* _What to do_: Return every line of the data below that includes the string "image".
********************
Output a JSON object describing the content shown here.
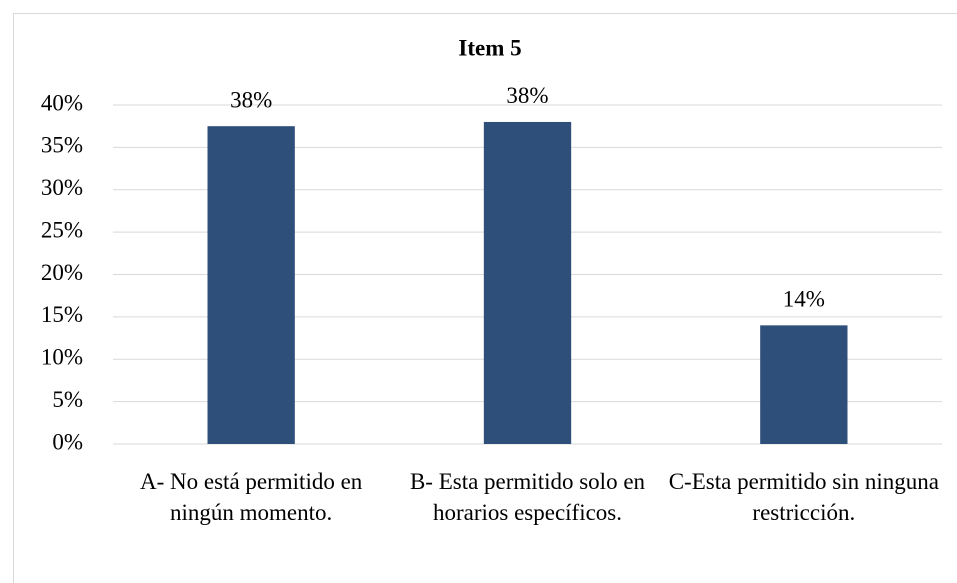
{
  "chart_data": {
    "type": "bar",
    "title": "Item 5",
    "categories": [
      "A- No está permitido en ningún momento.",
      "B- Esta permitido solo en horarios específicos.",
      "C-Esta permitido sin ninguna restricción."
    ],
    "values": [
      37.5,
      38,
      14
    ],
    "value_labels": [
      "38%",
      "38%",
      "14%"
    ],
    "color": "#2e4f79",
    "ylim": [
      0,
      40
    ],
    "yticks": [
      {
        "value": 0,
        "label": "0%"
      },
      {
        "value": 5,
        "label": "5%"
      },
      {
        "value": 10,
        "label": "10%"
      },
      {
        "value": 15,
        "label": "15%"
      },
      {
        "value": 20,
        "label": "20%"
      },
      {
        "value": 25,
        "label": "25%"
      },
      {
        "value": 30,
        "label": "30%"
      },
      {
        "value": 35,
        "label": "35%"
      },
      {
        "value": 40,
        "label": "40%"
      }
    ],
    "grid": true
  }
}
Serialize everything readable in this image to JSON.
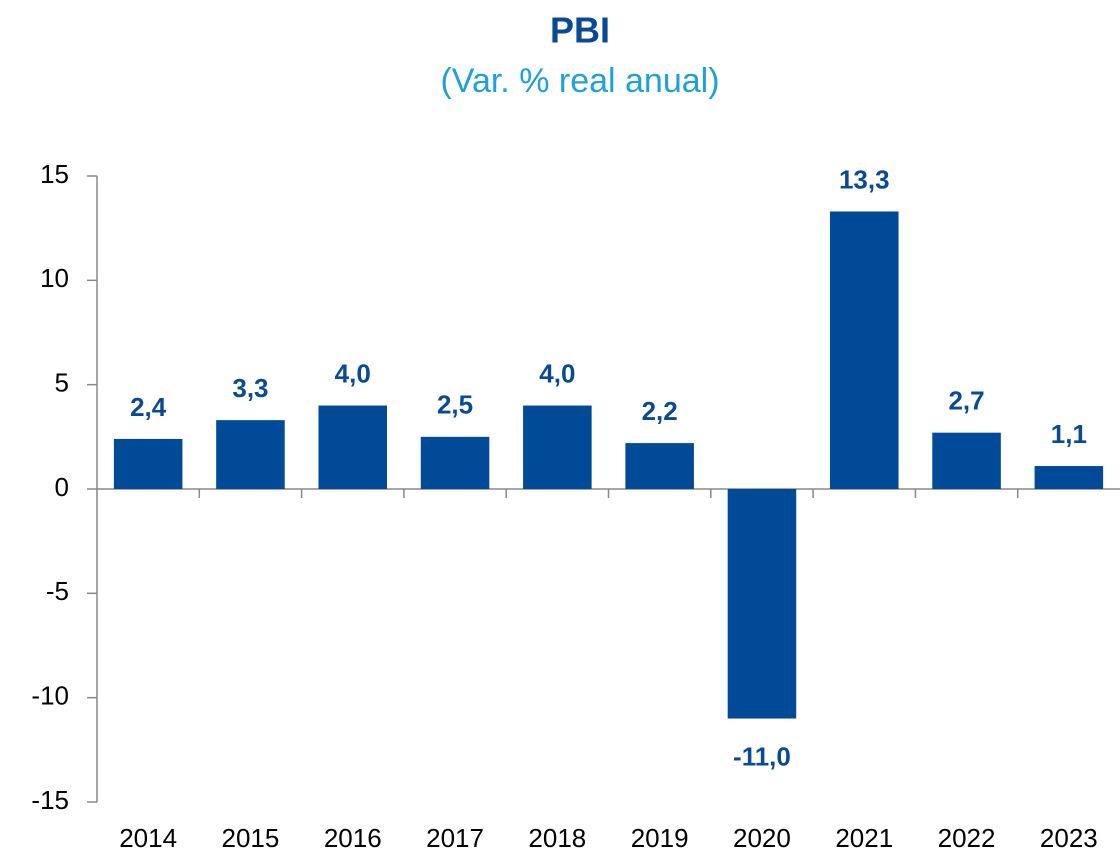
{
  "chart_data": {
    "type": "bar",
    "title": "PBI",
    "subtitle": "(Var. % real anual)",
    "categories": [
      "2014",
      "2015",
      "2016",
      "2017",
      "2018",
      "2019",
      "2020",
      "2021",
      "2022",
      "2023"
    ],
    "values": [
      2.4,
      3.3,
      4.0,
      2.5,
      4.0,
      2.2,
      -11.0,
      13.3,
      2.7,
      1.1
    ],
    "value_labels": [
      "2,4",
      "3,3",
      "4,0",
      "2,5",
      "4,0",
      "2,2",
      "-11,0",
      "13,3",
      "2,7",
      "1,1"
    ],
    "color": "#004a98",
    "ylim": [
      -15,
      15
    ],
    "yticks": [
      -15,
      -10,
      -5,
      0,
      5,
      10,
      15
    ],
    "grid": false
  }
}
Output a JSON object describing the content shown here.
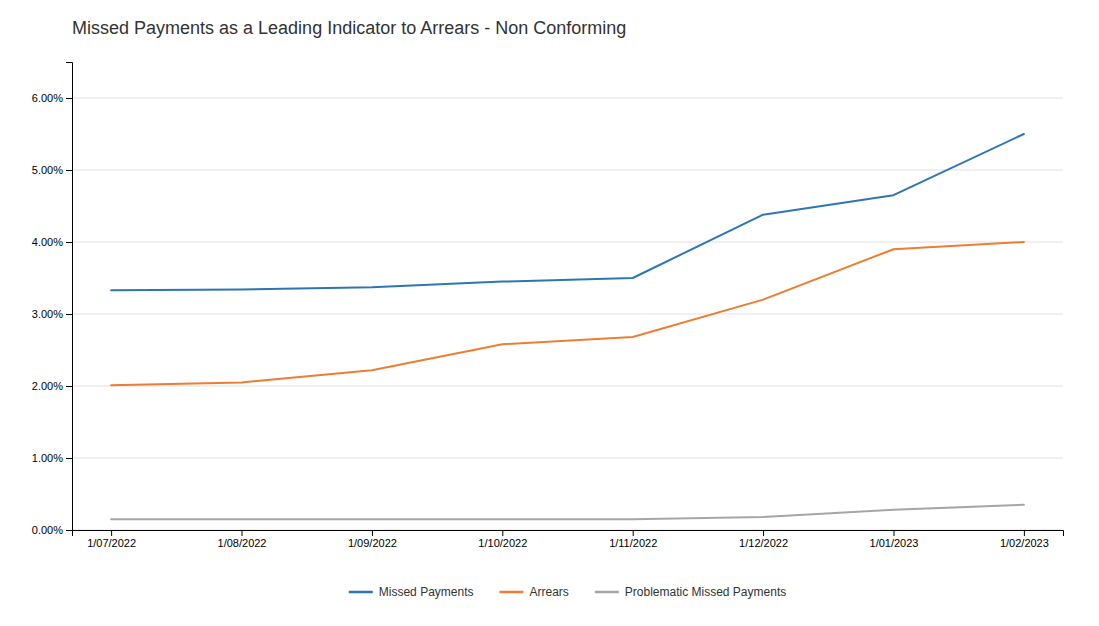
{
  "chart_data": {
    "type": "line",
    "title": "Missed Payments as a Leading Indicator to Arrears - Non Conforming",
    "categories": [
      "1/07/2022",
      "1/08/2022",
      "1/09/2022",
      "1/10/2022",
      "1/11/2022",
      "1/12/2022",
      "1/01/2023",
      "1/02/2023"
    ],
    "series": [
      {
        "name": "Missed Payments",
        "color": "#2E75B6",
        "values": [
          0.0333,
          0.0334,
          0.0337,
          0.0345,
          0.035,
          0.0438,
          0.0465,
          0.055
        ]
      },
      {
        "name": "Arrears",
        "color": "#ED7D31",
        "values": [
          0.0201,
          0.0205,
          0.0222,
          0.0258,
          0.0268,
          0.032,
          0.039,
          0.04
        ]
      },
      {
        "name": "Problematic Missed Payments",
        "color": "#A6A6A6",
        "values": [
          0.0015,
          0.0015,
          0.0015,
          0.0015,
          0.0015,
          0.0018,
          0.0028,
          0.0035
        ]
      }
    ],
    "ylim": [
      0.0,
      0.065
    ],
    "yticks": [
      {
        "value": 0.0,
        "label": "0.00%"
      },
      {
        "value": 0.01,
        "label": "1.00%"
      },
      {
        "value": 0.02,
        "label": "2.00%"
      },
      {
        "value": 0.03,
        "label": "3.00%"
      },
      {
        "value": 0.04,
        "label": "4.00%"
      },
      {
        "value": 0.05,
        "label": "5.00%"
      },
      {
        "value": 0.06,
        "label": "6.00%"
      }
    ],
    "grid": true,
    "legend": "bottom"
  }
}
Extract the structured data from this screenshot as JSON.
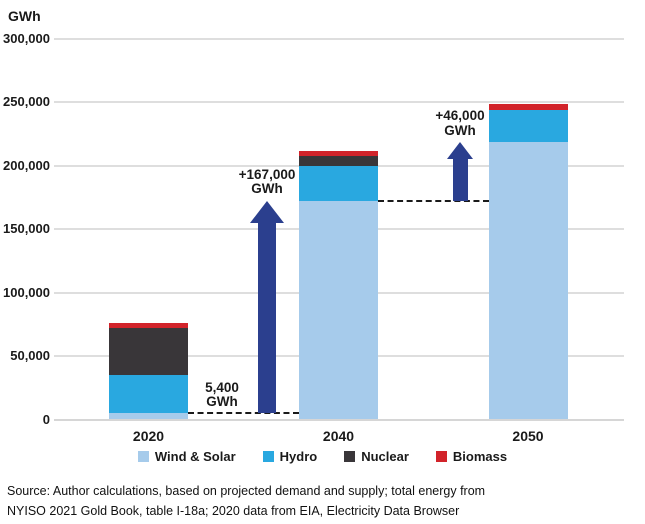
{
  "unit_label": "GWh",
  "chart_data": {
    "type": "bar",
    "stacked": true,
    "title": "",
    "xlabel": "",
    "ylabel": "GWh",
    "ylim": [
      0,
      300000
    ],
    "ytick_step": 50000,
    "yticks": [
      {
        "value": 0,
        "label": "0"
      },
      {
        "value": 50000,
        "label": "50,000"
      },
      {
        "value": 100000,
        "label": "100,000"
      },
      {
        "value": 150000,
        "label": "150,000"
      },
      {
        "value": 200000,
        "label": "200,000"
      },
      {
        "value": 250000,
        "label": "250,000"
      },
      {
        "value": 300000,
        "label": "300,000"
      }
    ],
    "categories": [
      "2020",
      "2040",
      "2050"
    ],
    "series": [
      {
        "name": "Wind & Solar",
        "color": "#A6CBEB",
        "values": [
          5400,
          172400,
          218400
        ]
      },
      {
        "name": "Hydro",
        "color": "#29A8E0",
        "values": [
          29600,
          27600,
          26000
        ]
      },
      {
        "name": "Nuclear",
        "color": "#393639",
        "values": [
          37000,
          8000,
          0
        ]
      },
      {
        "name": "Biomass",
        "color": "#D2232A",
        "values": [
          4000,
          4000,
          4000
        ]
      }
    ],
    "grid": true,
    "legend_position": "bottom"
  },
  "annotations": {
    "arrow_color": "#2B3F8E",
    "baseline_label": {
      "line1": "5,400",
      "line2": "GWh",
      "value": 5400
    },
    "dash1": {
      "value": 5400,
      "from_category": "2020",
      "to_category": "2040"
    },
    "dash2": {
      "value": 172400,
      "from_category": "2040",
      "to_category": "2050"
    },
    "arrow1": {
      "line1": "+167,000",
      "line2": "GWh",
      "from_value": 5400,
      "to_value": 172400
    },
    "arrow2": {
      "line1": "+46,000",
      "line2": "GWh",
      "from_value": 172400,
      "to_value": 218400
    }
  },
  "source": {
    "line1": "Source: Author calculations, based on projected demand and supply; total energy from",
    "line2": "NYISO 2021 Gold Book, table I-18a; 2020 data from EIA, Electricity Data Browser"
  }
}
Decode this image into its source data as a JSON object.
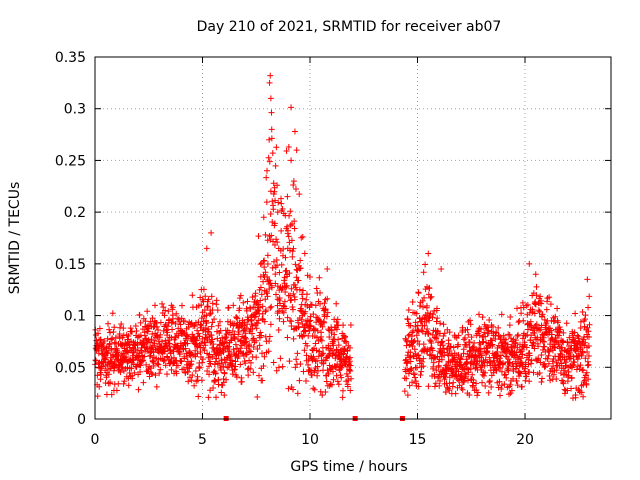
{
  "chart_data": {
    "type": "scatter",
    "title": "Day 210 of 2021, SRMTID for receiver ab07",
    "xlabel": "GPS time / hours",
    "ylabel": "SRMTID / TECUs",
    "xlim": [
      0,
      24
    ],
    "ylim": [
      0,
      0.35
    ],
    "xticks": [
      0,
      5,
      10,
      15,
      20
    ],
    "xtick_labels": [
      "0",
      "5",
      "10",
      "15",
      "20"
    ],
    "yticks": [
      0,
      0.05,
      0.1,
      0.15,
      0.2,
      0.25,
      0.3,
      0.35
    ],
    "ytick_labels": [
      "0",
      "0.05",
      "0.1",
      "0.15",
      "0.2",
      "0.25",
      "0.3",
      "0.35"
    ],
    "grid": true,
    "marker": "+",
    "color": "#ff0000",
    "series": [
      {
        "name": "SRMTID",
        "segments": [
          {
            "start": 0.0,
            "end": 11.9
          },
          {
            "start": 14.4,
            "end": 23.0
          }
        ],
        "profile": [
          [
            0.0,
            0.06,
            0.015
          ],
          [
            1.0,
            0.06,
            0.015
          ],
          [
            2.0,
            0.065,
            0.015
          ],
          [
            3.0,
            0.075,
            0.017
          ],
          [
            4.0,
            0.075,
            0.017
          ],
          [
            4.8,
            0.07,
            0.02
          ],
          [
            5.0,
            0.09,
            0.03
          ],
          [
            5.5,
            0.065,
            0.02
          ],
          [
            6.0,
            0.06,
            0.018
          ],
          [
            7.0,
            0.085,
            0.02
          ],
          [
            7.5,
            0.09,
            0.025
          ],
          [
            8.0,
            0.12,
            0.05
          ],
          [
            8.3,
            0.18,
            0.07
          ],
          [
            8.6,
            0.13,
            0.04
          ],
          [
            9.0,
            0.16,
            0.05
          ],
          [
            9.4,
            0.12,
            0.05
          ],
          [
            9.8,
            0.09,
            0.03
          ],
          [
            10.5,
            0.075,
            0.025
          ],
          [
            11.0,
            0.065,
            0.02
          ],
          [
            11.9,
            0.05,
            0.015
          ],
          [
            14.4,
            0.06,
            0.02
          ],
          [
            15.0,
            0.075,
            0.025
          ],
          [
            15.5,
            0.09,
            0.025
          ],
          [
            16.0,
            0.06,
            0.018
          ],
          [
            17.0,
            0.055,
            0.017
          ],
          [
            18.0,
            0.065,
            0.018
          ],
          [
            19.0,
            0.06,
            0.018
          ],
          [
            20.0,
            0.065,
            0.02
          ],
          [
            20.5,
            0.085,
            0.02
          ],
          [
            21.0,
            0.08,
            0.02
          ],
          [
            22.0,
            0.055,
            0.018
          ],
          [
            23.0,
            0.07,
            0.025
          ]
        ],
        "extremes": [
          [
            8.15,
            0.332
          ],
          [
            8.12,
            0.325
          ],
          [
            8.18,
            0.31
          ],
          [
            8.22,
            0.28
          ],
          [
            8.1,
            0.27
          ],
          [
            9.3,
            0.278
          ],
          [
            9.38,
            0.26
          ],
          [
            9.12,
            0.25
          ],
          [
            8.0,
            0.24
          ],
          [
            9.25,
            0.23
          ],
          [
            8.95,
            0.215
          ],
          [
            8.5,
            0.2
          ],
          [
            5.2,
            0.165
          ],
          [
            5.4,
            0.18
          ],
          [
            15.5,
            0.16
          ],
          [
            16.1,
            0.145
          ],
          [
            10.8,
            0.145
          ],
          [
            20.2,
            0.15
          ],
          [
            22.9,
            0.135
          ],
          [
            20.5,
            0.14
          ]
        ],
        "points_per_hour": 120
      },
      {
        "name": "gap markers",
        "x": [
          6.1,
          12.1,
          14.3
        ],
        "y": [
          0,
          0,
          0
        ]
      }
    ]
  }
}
********************
* _Final result_:
Serialize everything readable in this image to JSON.
Decode this image into its source data as a JSON object.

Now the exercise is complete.